## Text section

11,000 New Jerseyans could lose food stamp benefits

Chris Christie administration reinstates work requirements for certain adults

Around 11,000 people in New Jersey could lose federal food stamp benefits if they do not find a job soon, as the state has reinstated work requirements for certain adults.

As reported, Gov. Chris Christie's administration announced the change on New Year's Eve, and it went into effect in five counties the very next day. The change will go into effect on Feb. 1 for the rest of the state, and it affects less than two percent of Jersey's 900,000 food stamp recipients. 

Normally, federal rules state that some adults — those who are able-bodied, younger than 50 and have no dependents — must work at least 20 hours a week or be enrolled in certain training programs to qualify for SNAP (Supplemental Nutrition Assistance Program) benefits. Otherwise, the benefits will run out after three months. Because of the recession, however, the government has allowed states to waive that rule since 2009.

Now, the economy is good enough for New Jersey to go back to the old rules.

## Dataset records

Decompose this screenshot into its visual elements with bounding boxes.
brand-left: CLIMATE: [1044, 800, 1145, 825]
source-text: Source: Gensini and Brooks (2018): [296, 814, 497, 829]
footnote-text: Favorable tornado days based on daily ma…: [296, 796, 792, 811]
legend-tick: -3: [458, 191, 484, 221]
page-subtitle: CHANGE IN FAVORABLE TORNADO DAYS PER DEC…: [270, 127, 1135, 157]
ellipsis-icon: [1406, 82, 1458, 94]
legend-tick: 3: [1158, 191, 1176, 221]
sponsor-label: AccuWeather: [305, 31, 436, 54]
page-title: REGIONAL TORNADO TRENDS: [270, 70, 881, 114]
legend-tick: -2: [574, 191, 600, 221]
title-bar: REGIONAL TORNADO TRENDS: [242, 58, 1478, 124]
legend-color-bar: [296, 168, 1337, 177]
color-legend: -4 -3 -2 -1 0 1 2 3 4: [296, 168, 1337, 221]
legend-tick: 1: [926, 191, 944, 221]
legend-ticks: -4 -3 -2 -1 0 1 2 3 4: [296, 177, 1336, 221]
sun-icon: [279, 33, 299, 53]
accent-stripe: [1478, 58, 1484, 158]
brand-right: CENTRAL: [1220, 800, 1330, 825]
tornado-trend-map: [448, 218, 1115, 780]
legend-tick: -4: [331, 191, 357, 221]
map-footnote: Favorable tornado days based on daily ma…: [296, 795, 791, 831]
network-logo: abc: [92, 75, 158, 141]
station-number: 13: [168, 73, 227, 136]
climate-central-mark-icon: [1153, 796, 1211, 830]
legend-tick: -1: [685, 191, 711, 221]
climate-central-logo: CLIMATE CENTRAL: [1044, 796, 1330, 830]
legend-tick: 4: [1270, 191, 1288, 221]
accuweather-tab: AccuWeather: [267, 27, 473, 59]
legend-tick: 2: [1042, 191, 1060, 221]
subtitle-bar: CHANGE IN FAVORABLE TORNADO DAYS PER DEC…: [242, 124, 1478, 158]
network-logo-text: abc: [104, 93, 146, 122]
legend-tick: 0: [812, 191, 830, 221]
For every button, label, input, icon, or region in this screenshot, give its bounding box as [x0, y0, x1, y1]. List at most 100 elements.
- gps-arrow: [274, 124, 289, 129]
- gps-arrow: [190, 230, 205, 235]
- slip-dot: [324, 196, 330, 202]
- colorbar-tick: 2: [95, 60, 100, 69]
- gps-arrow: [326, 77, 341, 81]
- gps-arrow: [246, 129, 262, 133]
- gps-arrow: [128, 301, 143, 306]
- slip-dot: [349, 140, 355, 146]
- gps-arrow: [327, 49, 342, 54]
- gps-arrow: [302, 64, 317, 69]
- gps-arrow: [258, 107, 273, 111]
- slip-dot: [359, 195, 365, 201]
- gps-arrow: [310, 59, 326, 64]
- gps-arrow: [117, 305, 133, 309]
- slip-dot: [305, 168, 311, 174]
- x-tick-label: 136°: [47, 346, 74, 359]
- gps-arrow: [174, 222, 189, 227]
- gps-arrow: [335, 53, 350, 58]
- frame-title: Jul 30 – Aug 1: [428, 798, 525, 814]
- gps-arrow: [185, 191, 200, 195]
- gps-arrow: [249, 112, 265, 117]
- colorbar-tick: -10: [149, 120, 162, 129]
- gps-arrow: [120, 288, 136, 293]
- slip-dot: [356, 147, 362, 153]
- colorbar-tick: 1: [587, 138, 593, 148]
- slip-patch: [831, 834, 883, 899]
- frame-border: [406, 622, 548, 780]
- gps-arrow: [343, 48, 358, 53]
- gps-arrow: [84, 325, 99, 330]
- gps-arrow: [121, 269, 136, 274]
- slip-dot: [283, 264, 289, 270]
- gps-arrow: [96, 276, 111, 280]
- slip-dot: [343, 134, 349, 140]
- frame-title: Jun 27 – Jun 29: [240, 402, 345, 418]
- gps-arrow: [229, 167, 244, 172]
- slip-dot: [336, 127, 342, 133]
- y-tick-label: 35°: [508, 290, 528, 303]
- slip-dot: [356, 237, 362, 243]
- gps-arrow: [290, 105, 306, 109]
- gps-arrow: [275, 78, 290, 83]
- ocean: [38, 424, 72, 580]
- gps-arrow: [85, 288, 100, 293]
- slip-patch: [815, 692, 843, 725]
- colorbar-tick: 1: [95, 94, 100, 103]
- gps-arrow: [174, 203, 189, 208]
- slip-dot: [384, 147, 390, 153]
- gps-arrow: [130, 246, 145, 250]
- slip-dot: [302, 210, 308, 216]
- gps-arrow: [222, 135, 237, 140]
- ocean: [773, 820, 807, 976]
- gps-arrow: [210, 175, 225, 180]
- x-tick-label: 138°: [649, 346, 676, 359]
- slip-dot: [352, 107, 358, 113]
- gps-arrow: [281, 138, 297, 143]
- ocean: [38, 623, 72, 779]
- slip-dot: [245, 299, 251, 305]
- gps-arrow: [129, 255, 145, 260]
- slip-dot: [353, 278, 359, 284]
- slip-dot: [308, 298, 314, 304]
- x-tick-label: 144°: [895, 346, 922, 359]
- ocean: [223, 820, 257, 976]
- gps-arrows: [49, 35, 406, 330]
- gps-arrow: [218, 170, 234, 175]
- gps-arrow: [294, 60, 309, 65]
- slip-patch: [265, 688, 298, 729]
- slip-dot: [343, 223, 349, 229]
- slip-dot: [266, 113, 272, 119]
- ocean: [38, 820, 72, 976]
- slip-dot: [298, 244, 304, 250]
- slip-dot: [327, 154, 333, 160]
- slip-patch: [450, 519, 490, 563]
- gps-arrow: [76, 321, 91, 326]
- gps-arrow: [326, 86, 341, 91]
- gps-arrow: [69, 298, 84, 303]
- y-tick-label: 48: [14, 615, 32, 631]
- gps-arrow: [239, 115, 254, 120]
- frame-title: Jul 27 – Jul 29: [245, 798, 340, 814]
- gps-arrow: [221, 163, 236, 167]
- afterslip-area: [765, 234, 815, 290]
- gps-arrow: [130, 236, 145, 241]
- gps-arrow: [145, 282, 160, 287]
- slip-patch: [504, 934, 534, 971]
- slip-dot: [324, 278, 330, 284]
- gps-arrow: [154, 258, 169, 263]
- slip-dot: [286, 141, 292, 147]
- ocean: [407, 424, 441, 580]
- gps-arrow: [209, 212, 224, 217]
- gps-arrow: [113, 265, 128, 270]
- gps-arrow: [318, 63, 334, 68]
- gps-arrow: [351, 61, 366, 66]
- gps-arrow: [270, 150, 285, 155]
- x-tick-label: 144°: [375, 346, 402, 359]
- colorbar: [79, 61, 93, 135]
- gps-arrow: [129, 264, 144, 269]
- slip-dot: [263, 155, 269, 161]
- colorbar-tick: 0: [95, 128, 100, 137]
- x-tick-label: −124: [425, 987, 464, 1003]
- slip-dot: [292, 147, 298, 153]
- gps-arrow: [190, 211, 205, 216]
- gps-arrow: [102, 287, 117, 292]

## Exercise objective
According to the food stamp article, on what date does the change take effect for the parts of New Jersey outside the first five counties?

## Solved exercise
Feb. 1